- **SHORT TASK**:
Copy all the material that follows, keeping every character the same.

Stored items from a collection
************
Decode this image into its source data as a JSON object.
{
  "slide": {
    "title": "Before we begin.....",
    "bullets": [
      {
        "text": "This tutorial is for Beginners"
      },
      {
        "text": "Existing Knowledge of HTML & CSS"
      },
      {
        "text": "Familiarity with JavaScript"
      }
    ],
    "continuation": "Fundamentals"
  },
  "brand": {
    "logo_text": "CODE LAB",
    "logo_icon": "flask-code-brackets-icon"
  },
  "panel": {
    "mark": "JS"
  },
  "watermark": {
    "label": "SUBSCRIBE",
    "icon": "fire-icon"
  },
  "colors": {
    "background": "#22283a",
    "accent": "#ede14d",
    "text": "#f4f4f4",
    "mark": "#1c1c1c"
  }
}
************
- **CORRECT ANSWER**:
Decode this image into its source data as a JSON object.
{
  "slide": {
    "title": "Before we begin.....",
    "bullets": [
      {
        "text": "This tutorial is for Beginners"
      },
      {
        "text": "Existing Knowledge of HTML & CSS"
      },
      {
        "text": "Familiarity with JavaScript"
      }
    ],
    "continuation": "Fundamentals"
  },
  "brand": {
    "logo_text": "CODE LAB",
    "logo_icon": "flask-code-brackets-icon"
  },
  "panel": {
    "mark": "JS"
  },
  "watermark": {
    "label": "SUBSCRIBE",
    "icon": "fire-icon"
  },
  "colors": {
    "background": "#22283a",
    "accent": "#ede14d",
    "text": "#f4f4f4",
    "mark": "#1c1c1c"
  }
}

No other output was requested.